=== DATASET CONTENT ===
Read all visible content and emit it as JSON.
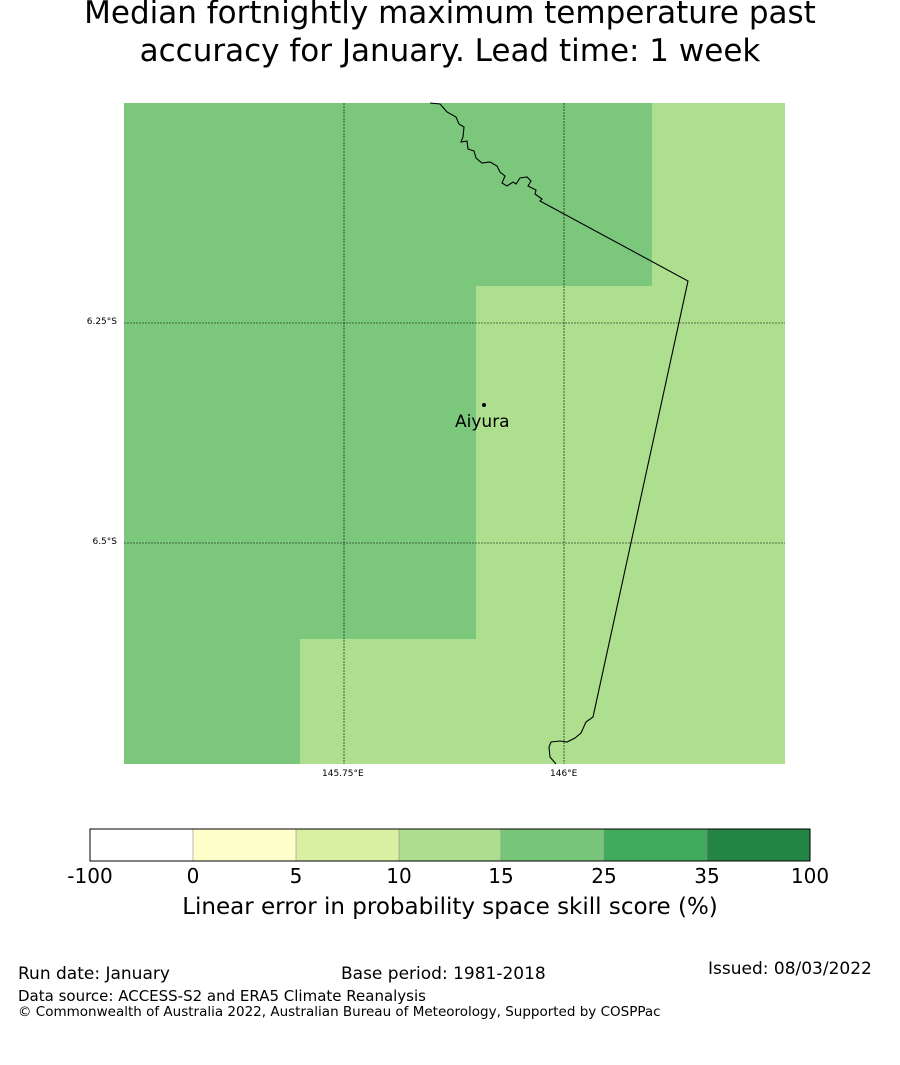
{
  "title": "Median fortnightly maximum temperature past\naccuracy for January. Lead time: 1 week",
  "map": {
    "place_label": "Aiyura",
    "lat_labels": [
      "6.25°S",
      "6.5°S"
    ],
    "lon_labels": [
      "145.75°E",
      "146°E"
    ],
    "region_colors": {
      "dark_green": "#7bc77c",
      "light_green": "#addf8e"
    }
  },
  "colorbar": {
    "ticks": [
      "-100",
      "0",
      "5",
      "10",
      "15",
      "25",
      "35",
      "100"
    ],
    "colors": [
      "#ffffff",
      "#ffffcc",
      "#d9f0a3",
      "#addd8e",
      "#78c679",
      "#41ab5d",
      "#238443"
    ],
    "title": "Linear error in probability space skill score (%)"
  },
  "footer": {
    "run_date": "Run date: January",
    "base_period": "Base period: 1981-2018",
    "issued": "Issued: 08/03/2022",
    "data_source": "Data source: ACCESS-S2 and ERA5 Climate Reanalysis",
    "copyright": "© Commonwealth of Australia 2022, Australian Bureau of Meteorology, Supported by COSPPac"
  }
}
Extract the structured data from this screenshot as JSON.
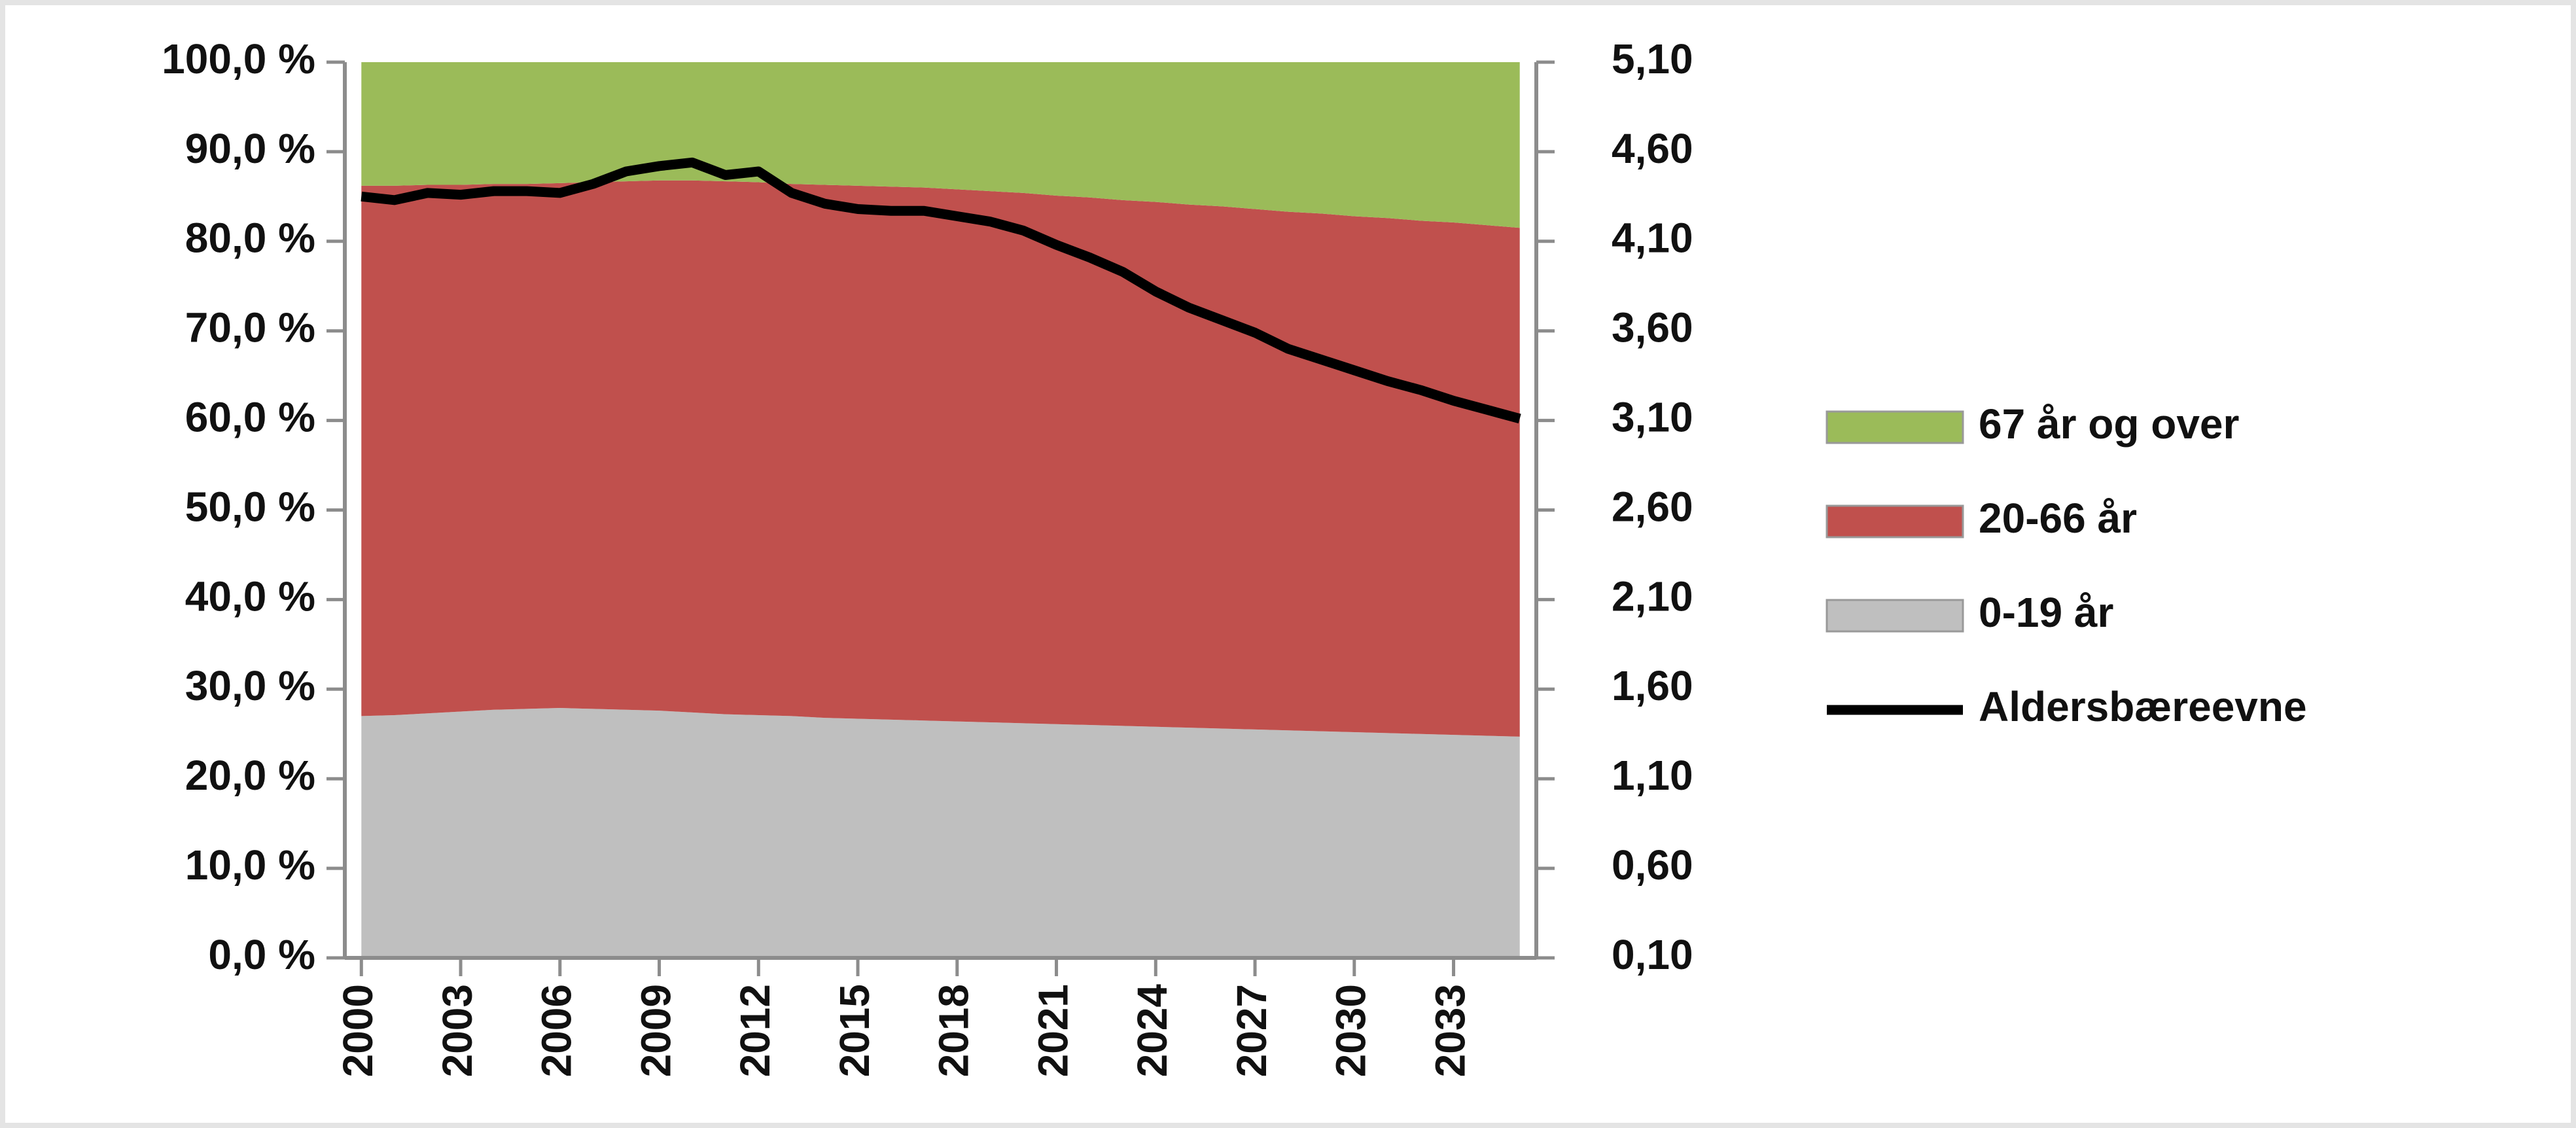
{
  "chart_data": {
    "type": "stacked-area-line",
    "x": [
      2000,
      2001,
      2002,
      2003,
      2004,
      2005,
      2006,
      2007,
      2008,
      2009,
      2010,
      2011,
      2012,
      2013,
      2014,
      2015,
      2016,
      2017,
      2018,
      2019,
      2020,
      2021,
      2022,
      2023,
      2024,
      2025,
      2026,
      2027,
      2028,
      2029,
      2030,
      2031,
      2032,
      2033,
      2034,
      2035
    ],
    "xlim": [
      1999.5,
      2035.5
    ],
    "xticks": [
      2000,
      2003,
      2006,
      2009,
      2012,
      2015,
      2018,
      2021,
      2024,
      2027,
      2030,
      2033
    ],
    "ylim": [
      0,
      100
    ],
    "yticks": [
      {
        "value": 0,
        "label": "0,0 %"
      },
      {
        "value": 10,
        "label": "10,0 %"
      },
      {
        "value": 20,
        "label": "20,0 %"
      },
      {
        "value": 30,
        "label": "30,0 %"
      },
      {
        "value": 40,
        "label": "40,0 %"
      },
      {
        "value": 50,
        "label": "50,0 %"
      },
      {
        "value": 60,
        "label": "60,0 %"
      },
      {
        "value": 70,
        "label": "70,0 %"
      },
      {
        "value": 80,
        "label": "80,0 %"
      },
      {
        "value": 90,
        "label": "90,0 %"
      },
      {
        "value": 100,
        "label": "100,0 %"
      }
    ],
    "y2lim": [
      0.1,
      5.1
    ],
    "y2ticks": [
      {
        "value": 0.1,
        "label": "0,10"
      },
      {
        "value": 0.6,
        "label": "0,60"
      },
      {
        "value": 1.1,
        "label": "1,10"
      },
      {
        "value": 1.6,
        "label": "1,60"
      },
      {
        "value": 2.1,
        "label": "2,10"
      },
      {
        "value": 2.6,
        "label": "2,60"
      },
      {
        "value": 3.1,
        "label": "3,10"
      },
      {
        "value": 3.6,
        "label": "3,60"
      },
      {
        "value": 4.1,
        "label": "4,10"
      },
      {
        "value": 4.6,
        "label": "4,60"
      },
      {
        "value": 5.1,
        "label": "5,10"
      }
    ],
    "series": [
      {
        "name": "0-19 år",
        "color": "#bfbfbf",
        "kind": "area",
        "values": [
          27.0,
          27.1,
          27.3,
          27.5,
          27.7,
          27.8,
          27.9,
          27.8,
          27.7,
          27.6,
          27.4,
          27.2,
          27.1,
          27.0,
          26.8,
          26.7,
          26.6,
          26.5,
          26.4,
          26.3,
          26.2,
          26.1,
          26.0,
          25.9,
          25.8,
          25.7,
          25.6,
          25.5,
          25.4,
          25.3,
          25.2,
          25.1,
          25.0,
          24.9,
          24.8,
          24.7
        ]
      },
      {
        "name": "20-66 år",
        "color": "#c0504d",
        "kind": "area",
        "values": [
          59.2,
          59.1,
          59.0,
          58.8,
          58.7,
          58.6,
          58.6,
          58.8,
          59.0,
          59.2,
          59.4,
          59.5,
          59.5,
          59.4,
          59.5,
          59.5,
          59.5,
          59.5,
          59.4,
          59.3,
          59.2,
          59.0,
          58.9,
          58.7,
          58.6,
          58.4,
          58.3,
          58.1,
          57.9,
          57.8,
          57.6,
          57.5,
          57.3,
          57.2,
          57.0,
          56.8
        ]
      },
      {
        "name": "67 år og over",
        "color": "#9bbb59",
        "kind": "area",
        "values": [
          13.8,
          13.8,
          13.7,
          13.7,
          13.6,
          13.6,
          13.5,
          13.4,
          13.3,
          13.2,
          13.2,
          13.3,
          13.4,
          13.6,
          13.7,
          13.8,
          13.9,
          14.0,
          14.2,
          14.4,
          14.6,
          14.9,
          15.1,
          15.4,
          15.6,
          15.9,
          16.1,
          16.4,
          16.7,
          16.9,
          17.2,
          17.4,
          17.7,
          17.9,
          18.2,
          18.5
        ]
      },
      {
        "name": "Aldersbæreevne",
        "color": "#000000",
        "kind": "line",
        "axis": "y2",
        "values": [
          4.35,
          4.33,
          4.37,
          4.36,
          4.38,
          4.38,
          4.37,
          4.42,
          4.49,
          4.52,
          4.54,
          4.47,
          4.49,
          4.37,
          4.31,
          4.28,
          4.27,
          4.27,
          4.24,
          4.21,
          4.16,
          4.08,
          4.01,
          3.93,
          3.82,
          3.73,
          3.66,
          3.59,
          3.5,
          3.44,
          3.38,
          3.32,
          3.27,
          3.21,
          3.16,
          3.11
        ]
      }
    ]
  }
}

=== GOAL OF THE EXERCISE ===
Reproduce each line word for word and drop the pictures.

=== COMPLETE OUTPUT ===
Read all visible content and emit it as JSON.
{
  "title": "Median fortnightly maximum temperature past\naccuracy for January. Lead time: 1 week",
  "map": {
    "place_label": "Aiyura",
    "lat_labels": [
      "6.25°S",
      "6.5°S"
    ],
    "lon_labels": [
      "145.75°E",
      "146°E"
    ],
    "region_colors": {
      "dark_green": "#7bc77c",
      "light_green": "#addf8e"
    }
  },
  "colorbar": {
    "ticks": [
      "-100",
      "0",
      "5",
      "10",
      "15",
      "25",
      "35",
      "100"
    ],
    "colors": [
      "#ffffff",
      "#ffffcc",
      "#d9f0a3",
      "#addd8e",
      "#78c679",
      "#41ab5d",
      "#238443"
    ],
    "title": "Linear error in probability space skill score (%)"
  },
  "footer": {
    "run_date": "Run date: January",
    "base_period": "Base period: 1981-2018",
    "issued": "Issued: 08/03/2022",
    "data_source": "Data source: ACCESS-S2 and ERA5 Climate Reanalysis",
    "copyright": "© Commonwealth of Australia 2022, Australian Bureau of Meteorology, Supported by COSPPac"
  }
}
Extract the structured data from this screenshot as JSON.
{
  "chart_data": {
    "type": "stacked-area-line",
    "x": [
      2000,
      2001,
      2002,
      2003,
      2004,
      2005,
      2006,
      2007,
      2008,
      2009,
      2010,
      2011,
      2012,
      2013,
      2014,
      2015,
      2016,
      2017,
      2018,
      2019,
      2020,
      2021,
      2022,
      2023,
      2024,
      2025,
      2026,
      2027,
      2028,
      2029,
      2030,
      2031,
      2032,
      2033,
      2034,
      2035
    ],
    "xlim": [
      1999.5,
      2035.5
    ],
    "xticks": [
      2000,
      2003,
      2006,
      2009,
      2012,
      2015,
      2018,
      2021,
      2024,
      2027,
      2030,
      2033
    ],
    "ylim": [
      0,
      100
    ],
    "yticks": [
      {
        "value": 0,
        "label": "0,0 %"
      },
      {
        "value": 10,
        "label": "10,0 %"
      },
      {
        "value": 20,
        "label": "20,0 %"
      },
      {
        "value": 30,
        "label": "30,0 %"
      },
      {
        "value": 40,
        "label": "40,0 %"
      },
      {
        "value": 50,
        "label": "50,0 %"
      },
      {
        "value": 60,
        "label": "60,0 %"
      },
      {
        "value": 70,
        "label": "70,0 %"
      },
      {
        "value": 80,
        "label": "80,0 %"
      },
      {
        "value": 90,
        "label": "90,0 %"
      },
      {
        "value": 100,
        "label": "100,0 %"
      }
    ],
    "y2lim": [
      0.1,
      5.1
    ],
    "y2ticks": [
      {
        "value": 0.1,
        "label": "0,10"
      },
      {
        "value": 0.6,
        "label": "0,60"
      },
      {
        "value": 1.1,
        "label": "1,10"
      },
      {
        "value": 1.6,
        "label": "1,60"
      },
      {
        "value": 2.1,
        "label": "2,10"
      },
      {
        "value": 2.6,
        "label": "2,60"
      },
      {
        "value": 3.1,
        "label": "3,10"
      },
      {
        "value": 3.6,
        "label": "3,60"
      },
      {
        "value": 4.1,
        "label": "4,10"
      },
      {
        "value": 4.6,
        "label": "4,60"
      },
      {
        "value": 5.1,
        "label": "5,10"
      }
    ],
    "series": [
      {
        "name": "0-19 år",
        "color": "#bfbfbf",
        "kind": "area",
        "values": [
          27.0,
          27.1,
          27.3,
          27.5,
          27.7,
          27.8,
          27.9,
          27.8,
          27.7,
          27.6,
          27.4,
          27.2,
          27.1,
          27.0,
          26.8,
          26.7,
          26.6,
          26.5,
          26.4,
          26.3,
          26.2,
          26.1,
          26.0,
          25.9,
          25.8,
          25.7,
          25.6,
          25.5,
          25.4,
          25.3,
          25.2,
          25.1,
          25.0,
          24.9,
          24.8,
          24.7
        ]
      },
      {
        "name": "20-66 år",
        "color": "#c0504d",
        "kind": "area",
        "values": [
          59.2,
          59.1,
          59.0,
          58.8,
          58.7,
          58.6,
          58.6,
          58.8,
          59.0,
          59.2,
          59.4,
          59.5,
          59.5,
          59.4,
          59.5,
          59.5,
          59.5,
          59.5,
          59.4,
          59.3,
          59.2,
          59.0,
          58.9,
          58.7,
          58.6,
          58.4,
          58.3,
          58.1,
          57.9,
          57.8,
          57.6,
          57.5,
          57.3,
          57.2,
          57.0,
          56.8
        ]
      },
      {
        "name": "67 år og over",
        "color": "#9bbb59",
        "kind": "area",
        "values": [
          13.8,
          13.8,
          13.7,
          13.7,
          13.6,
          13.6,
          13.5,
          13.4,
          13.3,
          13.2,
          13.2,
          13.3,
          13.4,
          13.6,
          13.7,
          13.8,
          13.9,
          14.0,
          14.2,
          14.4,
          14.6,
          14.9,
          15.1,
          15.4,
          15.6,
          15.9,
          16.1,
          16.4,
          16.7,
          16.9,
          17.2,
          17.4,
          17.7,
          17.9,
          18.2,
          18.5
        ]
      },
      {
        "name": "Aldersbæreevne",
        "color": "#000000",
        "kind": "line",
        "axis": "y2",
        "values": [
          4.35,
          4.33,
          4.37,
          4.36,
          4.38,
          4.38,
          4.37,
          4.42,
          4.49,
          4.52,
          4.54,
          4.47,
          4.49,
          4.37,
          4.31,
          4.28,
          4.27,
          4.27,
          4.24,
          4.21,
          4.16,
          4.08,
          4.01,
          3.93,
          3.82,
          3.73,
          3.66,
          3.59,
          3.5,
          3.44,
          3.38,
          3.32,
          3.27,
          3.21,
          3.16,
          3.11
        ]
      }
    ]
  }
}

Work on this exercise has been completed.